[Exercise]: Reproduce the lines of the records below without any change, starting at the line that contains "icon: tripod hub [552,190,624,260]" and ending at the line that contains "callout: 360 rotating magnetic bracket: (Accurate".

[Element-and-box listings]
====

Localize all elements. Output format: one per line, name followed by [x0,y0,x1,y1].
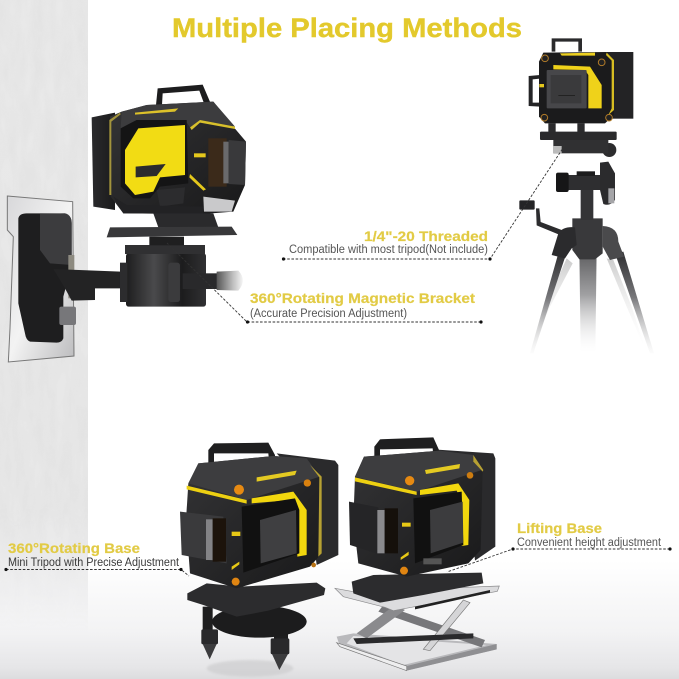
icon: tripod hub [552,190,624,260]
callout: 360 rotating base: Mini Tripod with Precise Adjustment [8,557,180,569]
icon: bracket arm [53,269,121,301]
wall-mounted laser with magnetic bracket [7,85,246,362]
callout: 1/4"-20 threaded: 1/4"-20 Threaded [364,228,488,244]
callout: 1/4"-20 threaded [282,145,565,261]
laser on mini tripod base [180,443,338,677]
icon: round base [212,606,307,638]
icon: magnetic mount block [18,213,72,343]
icon: laser body [180,456,322,588]
callout: 360 rotating magnetic bracket [167,243,483,324]
icon: carry handle [374,437,439,458]
icon: steel wall plate [7,196,74,362]
icon: rotating cylinder base [120,237,206,307]
icon: laser body [349,451,483,577]
icon: laser battery [92,113,115,210]
icon: base plate [352,573,483,603]
callout: lifting base: Convenient height adjustment [517,537,662,549]
icon: laser feet and plate [107,213,237,237]
icon: battery [277,453,338,565]
callout: lifting base [447,520,672,572]
icon: laser body [539,52,614,123]
icon: tripod crank handle [519,200,562,235]
icon: carry handle [208,443,275,463]
callout: 360 rotating base [4,540,189,576]
laser on scissor lifting base [335,437,499,671]
wall [0,0,88,640]
title: Multiple Placing Methods [172,13,522,43]
icon: quick release plate [540,123,617,153]
yellow side panel [125,125,185,195]
icon: tripod pan head [556,143,616,205]
floor background [0,560,679,679]
icon: spike legs [201,607,289,670]
icon: laser body [109,102,246,214]
icon: scissor lift [335,586,499,671]
icon: tripod legs [530,247,654,353]
icon: laser carry handle [156,85,211,105]
icon: battery [433,449,495,561]
icon: base plate [187,583,325,617]
callout: 360 rotating magnetic bracket: 360°Rotating Magnetic Bracket [250,290,475,306]
icon: locking lever and knob [183,271,243,291]
callout: 1/4"-20 threaded: Compatible with most tripod(Not include) [289,244,488,256]
icon: laser handles [529,38,582,107]
tripod-mounted laser [519,38,654,353]
callout: lifting base: Lifting Base [517,520,602,536]
callout: 360 rotating base: 360°Rotating Base [8,540,140,556]
callout: 360 rotating magnetic bracket: (Accurate Precision Adjustment) [250,308,407,320]
icon: laser battery [607,52,633,119]
icon: base reflection [207,660,293,677]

====

[Written answer]:
icon: tripod hub [552,190,624,260]
callout: 360 rotating base: Mini Tripod with Precise Adjustment [8,557,180,569]
icon: bracket arm [53,269,121,301]
wall-mounted laser with magnetic bracket [7,85,246,362]
callout: 1/4"-20 threaded: 1/4"-20 Threaded [364,228,488,244]
callout: 1/4"-20 threaded [282,145,565,261]
laser on mini tripod base [180,443,338,677]
icon: round base [212,606,307,638]
icon: magnetic mount block [18,213,72,343]
icon: laser body [180,456,322,588]
callout: 360 rotating magnetic bracket [167,243,483,324]
icon: carry handle [374,437,439,458]
icon: steel wall plate [7,196,74,362]
icon: rotating cylinder base [120,237,206,307]
icon: laser body [349,451,483,577]
icon: laser battery [92,113,115,210]
icon: base plate [352,573,483,603]
callout: lifting base: Convenient height adjustment [517,537,662,549]
icon: laser feet and plate [107,213,237,237]
icon: battery [277,453,338,565]
callout: lifting base [447,520,672,572]
icon: laser body [539,52,614,123]
icon: tripod crank handle [519,200,562,235]
icon: carry handle [208,443,275,463]
callout: 360 rotating base [4,540,189,576]
laser on scissor lifting base [335,437,499,671]
wall [0,0,88,640]
title: Multiple Placing Methods [172,13,522,43]
icon: quick release plate [540,123,617,153]
yellow side panel [125,125,185,195]
icon: tripod pan head [556,143,616,205]
floor background [0,560,679,679]
icon: spike legs [201,607,289,670]
icon: laser body [109,102,246,214]
icon: scissor lift [335,586,499,671]
icon: tripod legs [530,247,654,353]
icon: laser carry handle [156,85,211,105]
icon: battery [433,449,495,561]
icon: base plate [187,583,325,617]
callout: 360 rotating magnetic bracket: 360°Rotating Magnetic Bracket [250,290,475,306]
icon: locking lever and knob [183,271,243,291]
callout: 1/4"-20 threaded: Compatible with most tripod(Not include) [289,244,488,256]
icon: laser handles [529,38,582,107]
tripod-mounted laser [519,38,654,353]
callout: lifting base: Lifting Base [517,520,602,536]
callout: 360 rotating base: 360°Rotating Base [8,540,140,556]
callout: 360 rotating magnetic bracket: (Accurate Precision Adjustment) [250,308,407,320]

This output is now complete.